##### Data shown

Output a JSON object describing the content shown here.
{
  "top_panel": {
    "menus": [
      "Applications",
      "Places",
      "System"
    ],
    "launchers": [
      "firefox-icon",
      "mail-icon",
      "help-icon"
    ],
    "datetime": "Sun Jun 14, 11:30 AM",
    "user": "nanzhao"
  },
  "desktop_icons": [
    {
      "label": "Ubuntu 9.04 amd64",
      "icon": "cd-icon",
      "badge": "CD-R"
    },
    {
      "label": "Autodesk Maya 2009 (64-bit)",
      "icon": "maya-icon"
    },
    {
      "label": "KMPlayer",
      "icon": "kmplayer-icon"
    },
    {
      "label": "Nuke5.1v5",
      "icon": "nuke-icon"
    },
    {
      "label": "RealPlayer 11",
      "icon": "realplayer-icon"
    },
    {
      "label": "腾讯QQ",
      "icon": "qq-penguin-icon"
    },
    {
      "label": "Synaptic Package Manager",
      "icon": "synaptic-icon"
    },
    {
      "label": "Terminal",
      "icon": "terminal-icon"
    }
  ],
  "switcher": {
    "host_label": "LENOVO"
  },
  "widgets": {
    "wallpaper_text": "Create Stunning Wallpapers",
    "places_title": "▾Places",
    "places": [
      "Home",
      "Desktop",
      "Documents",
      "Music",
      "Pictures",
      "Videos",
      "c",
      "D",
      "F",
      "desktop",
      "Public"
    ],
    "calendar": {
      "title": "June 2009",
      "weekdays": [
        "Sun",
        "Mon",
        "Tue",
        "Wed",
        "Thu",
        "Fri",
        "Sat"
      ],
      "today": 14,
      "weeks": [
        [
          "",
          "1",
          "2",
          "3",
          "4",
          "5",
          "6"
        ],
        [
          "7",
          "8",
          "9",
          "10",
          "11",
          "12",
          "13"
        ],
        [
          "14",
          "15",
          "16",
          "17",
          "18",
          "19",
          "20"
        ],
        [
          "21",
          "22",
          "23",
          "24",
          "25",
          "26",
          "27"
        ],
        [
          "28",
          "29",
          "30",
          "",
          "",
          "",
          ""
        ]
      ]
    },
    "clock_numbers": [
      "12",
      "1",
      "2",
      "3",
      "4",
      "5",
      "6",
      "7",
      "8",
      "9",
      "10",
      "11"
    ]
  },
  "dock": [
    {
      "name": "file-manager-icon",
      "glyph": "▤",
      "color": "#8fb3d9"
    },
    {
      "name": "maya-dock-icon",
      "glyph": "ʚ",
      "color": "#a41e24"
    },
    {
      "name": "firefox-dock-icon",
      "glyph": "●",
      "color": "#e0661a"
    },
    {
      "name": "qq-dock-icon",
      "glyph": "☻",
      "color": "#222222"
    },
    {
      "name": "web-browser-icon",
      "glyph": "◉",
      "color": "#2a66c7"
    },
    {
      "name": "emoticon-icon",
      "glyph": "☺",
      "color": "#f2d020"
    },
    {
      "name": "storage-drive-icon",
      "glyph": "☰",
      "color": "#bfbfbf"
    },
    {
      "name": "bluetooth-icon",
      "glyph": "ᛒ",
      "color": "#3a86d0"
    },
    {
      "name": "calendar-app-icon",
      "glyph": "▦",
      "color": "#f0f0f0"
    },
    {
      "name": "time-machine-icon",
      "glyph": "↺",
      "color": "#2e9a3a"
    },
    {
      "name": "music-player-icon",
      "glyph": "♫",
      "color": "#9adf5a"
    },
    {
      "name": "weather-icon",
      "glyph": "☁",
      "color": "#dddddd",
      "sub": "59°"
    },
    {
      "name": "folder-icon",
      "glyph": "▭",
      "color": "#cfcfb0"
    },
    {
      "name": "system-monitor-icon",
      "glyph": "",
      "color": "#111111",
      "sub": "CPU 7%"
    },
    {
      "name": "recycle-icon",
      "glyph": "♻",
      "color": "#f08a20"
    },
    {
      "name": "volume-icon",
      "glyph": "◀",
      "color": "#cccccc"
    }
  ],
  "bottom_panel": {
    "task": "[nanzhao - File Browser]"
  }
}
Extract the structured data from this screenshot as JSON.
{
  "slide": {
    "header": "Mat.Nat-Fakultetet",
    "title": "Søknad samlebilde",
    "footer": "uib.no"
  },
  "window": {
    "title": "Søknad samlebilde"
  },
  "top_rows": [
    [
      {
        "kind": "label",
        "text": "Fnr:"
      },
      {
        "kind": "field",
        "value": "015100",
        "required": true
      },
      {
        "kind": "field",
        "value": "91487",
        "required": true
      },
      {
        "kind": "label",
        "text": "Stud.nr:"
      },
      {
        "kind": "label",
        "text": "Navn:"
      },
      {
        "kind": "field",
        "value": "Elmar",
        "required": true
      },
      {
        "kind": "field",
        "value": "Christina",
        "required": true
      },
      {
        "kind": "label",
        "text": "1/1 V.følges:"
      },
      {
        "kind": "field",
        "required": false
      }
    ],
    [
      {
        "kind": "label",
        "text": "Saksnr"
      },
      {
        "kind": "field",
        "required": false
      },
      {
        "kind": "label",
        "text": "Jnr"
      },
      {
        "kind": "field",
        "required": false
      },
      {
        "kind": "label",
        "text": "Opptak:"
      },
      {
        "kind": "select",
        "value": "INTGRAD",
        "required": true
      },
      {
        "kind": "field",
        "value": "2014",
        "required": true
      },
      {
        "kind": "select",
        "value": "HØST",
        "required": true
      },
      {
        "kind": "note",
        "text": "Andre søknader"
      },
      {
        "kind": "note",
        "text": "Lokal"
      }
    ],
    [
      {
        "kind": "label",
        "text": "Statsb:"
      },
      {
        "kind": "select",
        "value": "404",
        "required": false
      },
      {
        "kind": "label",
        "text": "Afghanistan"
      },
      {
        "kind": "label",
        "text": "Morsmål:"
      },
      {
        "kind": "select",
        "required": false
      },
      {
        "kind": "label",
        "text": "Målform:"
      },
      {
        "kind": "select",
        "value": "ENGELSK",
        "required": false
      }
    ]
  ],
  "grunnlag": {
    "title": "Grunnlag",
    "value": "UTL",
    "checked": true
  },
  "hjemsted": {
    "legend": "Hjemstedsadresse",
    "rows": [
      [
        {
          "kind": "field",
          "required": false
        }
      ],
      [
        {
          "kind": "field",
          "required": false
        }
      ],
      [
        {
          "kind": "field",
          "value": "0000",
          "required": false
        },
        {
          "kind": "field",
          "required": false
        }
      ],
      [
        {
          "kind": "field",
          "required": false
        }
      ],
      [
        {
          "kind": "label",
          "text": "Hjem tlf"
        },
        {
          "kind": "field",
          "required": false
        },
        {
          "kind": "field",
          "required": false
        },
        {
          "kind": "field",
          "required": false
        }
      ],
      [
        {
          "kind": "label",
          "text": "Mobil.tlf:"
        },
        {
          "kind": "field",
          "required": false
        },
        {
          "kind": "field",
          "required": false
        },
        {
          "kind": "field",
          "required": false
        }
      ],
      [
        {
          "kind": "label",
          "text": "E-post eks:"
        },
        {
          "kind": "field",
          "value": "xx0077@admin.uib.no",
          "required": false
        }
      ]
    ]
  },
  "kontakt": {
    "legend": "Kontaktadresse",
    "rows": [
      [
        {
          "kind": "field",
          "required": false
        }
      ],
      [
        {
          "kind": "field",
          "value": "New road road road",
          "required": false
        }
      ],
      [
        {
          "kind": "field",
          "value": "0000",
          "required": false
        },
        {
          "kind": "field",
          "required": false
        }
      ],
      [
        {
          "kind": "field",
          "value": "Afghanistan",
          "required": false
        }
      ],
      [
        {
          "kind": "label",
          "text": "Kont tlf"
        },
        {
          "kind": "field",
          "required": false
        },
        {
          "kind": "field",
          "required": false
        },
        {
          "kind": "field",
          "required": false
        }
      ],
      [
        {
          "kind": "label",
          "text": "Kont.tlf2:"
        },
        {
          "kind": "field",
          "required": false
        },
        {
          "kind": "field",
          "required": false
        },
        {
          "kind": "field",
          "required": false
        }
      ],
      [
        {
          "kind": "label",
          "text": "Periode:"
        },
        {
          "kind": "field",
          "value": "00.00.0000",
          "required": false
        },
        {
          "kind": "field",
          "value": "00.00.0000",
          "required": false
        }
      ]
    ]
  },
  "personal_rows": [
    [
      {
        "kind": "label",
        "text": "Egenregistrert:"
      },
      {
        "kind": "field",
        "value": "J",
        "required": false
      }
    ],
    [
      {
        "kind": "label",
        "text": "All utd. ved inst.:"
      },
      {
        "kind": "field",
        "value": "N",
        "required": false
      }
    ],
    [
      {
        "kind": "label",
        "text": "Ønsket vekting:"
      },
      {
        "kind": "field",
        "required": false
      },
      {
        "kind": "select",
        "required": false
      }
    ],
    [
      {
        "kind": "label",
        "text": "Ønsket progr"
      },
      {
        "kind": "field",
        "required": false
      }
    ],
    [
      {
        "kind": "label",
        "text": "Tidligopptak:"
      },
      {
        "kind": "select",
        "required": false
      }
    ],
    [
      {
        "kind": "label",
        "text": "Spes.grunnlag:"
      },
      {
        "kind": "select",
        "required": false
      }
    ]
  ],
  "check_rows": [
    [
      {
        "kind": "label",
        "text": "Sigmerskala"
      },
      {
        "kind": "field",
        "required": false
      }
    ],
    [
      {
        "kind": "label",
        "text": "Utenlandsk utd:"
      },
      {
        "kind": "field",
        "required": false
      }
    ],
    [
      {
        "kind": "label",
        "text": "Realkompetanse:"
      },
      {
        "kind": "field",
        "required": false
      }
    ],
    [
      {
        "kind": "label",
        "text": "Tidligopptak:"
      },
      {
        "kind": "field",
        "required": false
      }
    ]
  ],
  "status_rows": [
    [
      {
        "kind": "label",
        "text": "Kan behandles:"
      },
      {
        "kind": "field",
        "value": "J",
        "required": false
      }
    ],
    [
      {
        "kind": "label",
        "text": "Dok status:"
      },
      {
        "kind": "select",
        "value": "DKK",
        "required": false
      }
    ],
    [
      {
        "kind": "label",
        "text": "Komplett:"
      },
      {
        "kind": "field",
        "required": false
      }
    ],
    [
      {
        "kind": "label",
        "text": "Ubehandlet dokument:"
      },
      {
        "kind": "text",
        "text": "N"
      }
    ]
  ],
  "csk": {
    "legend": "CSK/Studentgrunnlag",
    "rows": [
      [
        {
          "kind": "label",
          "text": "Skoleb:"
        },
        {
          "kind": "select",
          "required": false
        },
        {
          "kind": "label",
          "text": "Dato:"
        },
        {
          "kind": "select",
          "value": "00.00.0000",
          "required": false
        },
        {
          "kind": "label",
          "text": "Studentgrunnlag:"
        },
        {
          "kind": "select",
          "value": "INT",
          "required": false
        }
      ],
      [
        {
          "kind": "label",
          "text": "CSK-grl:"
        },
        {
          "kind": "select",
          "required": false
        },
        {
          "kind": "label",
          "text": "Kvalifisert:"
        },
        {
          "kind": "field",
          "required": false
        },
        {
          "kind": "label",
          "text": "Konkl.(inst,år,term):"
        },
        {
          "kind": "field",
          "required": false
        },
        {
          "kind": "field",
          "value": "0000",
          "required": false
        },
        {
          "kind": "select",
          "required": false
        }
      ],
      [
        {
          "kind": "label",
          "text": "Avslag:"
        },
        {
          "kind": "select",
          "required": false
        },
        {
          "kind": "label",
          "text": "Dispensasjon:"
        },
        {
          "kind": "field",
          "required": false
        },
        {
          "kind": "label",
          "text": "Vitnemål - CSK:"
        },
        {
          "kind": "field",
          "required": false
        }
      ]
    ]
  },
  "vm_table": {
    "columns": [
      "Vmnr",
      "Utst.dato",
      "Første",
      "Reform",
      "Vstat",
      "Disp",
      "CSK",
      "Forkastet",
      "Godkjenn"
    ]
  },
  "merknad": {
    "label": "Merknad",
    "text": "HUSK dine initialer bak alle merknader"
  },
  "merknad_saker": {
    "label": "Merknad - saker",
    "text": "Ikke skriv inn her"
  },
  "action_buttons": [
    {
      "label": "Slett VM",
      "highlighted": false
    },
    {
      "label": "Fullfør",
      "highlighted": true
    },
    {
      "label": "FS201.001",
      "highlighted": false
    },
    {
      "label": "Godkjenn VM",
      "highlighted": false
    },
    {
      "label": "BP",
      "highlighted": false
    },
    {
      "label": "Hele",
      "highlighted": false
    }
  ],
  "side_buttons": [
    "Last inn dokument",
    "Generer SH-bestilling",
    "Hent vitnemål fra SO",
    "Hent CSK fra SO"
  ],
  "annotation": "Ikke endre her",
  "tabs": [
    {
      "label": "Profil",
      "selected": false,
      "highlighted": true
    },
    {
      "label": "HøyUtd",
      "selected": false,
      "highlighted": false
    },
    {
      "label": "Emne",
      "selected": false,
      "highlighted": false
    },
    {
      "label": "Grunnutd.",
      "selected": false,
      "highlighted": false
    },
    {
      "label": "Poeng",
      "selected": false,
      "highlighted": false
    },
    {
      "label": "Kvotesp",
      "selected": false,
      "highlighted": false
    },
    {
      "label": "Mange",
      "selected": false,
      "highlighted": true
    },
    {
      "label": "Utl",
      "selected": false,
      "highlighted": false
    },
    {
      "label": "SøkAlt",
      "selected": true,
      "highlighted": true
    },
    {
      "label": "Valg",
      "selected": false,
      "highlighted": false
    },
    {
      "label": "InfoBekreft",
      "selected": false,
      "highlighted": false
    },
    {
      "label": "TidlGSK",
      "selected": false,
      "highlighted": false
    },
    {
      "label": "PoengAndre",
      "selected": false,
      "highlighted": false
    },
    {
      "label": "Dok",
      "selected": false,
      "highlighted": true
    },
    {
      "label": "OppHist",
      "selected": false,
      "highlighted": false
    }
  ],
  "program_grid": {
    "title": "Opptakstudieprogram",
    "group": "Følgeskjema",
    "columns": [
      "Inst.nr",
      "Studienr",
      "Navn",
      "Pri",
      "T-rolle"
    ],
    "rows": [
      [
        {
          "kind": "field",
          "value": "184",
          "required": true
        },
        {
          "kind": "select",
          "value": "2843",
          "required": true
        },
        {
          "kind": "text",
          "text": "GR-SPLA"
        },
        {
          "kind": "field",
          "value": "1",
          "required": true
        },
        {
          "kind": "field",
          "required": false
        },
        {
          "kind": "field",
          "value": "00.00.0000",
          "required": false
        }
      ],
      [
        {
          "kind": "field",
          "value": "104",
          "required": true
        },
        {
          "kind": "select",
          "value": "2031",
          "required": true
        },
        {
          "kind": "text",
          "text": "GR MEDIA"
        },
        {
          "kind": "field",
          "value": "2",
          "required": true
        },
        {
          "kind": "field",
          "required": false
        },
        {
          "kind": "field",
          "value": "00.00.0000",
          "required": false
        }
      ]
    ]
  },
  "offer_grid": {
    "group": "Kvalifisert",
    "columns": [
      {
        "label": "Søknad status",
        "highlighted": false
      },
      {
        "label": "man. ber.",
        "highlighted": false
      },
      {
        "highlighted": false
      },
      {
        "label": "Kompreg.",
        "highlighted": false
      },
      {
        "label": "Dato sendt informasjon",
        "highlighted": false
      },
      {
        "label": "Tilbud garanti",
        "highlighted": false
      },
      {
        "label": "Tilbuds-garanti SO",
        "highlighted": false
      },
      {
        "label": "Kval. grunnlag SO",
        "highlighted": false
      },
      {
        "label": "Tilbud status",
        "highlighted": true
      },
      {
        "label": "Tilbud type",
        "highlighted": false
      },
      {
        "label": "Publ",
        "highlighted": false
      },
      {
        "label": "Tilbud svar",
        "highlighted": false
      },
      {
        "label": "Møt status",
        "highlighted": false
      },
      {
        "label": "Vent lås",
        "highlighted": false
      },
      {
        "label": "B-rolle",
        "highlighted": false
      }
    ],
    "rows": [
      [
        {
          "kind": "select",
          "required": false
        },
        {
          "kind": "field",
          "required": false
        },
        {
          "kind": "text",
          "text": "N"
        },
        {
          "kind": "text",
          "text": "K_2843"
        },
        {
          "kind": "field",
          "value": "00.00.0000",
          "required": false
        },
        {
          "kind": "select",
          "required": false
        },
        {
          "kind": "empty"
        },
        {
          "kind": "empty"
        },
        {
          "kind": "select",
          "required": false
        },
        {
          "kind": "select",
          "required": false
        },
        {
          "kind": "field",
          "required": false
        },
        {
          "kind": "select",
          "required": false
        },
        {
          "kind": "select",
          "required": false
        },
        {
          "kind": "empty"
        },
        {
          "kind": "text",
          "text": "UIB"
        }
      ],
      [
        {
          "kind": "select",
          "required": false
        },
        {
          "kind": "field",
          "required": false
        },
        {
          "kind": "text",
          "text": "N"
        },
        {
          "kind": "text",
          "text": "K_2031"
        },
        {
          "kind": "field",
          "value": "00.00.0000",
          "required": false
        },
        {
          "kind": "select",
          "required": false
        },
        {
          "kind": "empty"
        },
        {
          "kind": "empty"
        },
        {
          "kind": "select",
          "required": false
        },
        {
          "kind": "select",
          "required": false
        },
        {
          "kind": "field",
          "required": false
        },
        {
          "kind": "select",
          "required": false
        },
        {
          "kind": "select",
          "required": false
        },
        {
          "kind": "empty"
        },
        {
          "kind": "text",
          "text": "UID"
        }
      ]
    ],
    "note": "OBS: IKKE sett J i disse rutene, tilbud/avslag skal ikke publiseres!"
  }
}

##########

### [Problem to solve]
Extract from the data every line where "JSON" shows up.

### [Solution to this task]
Output a JSON object describing the content shown here.
Extract the structured data from this screenshot as JSON.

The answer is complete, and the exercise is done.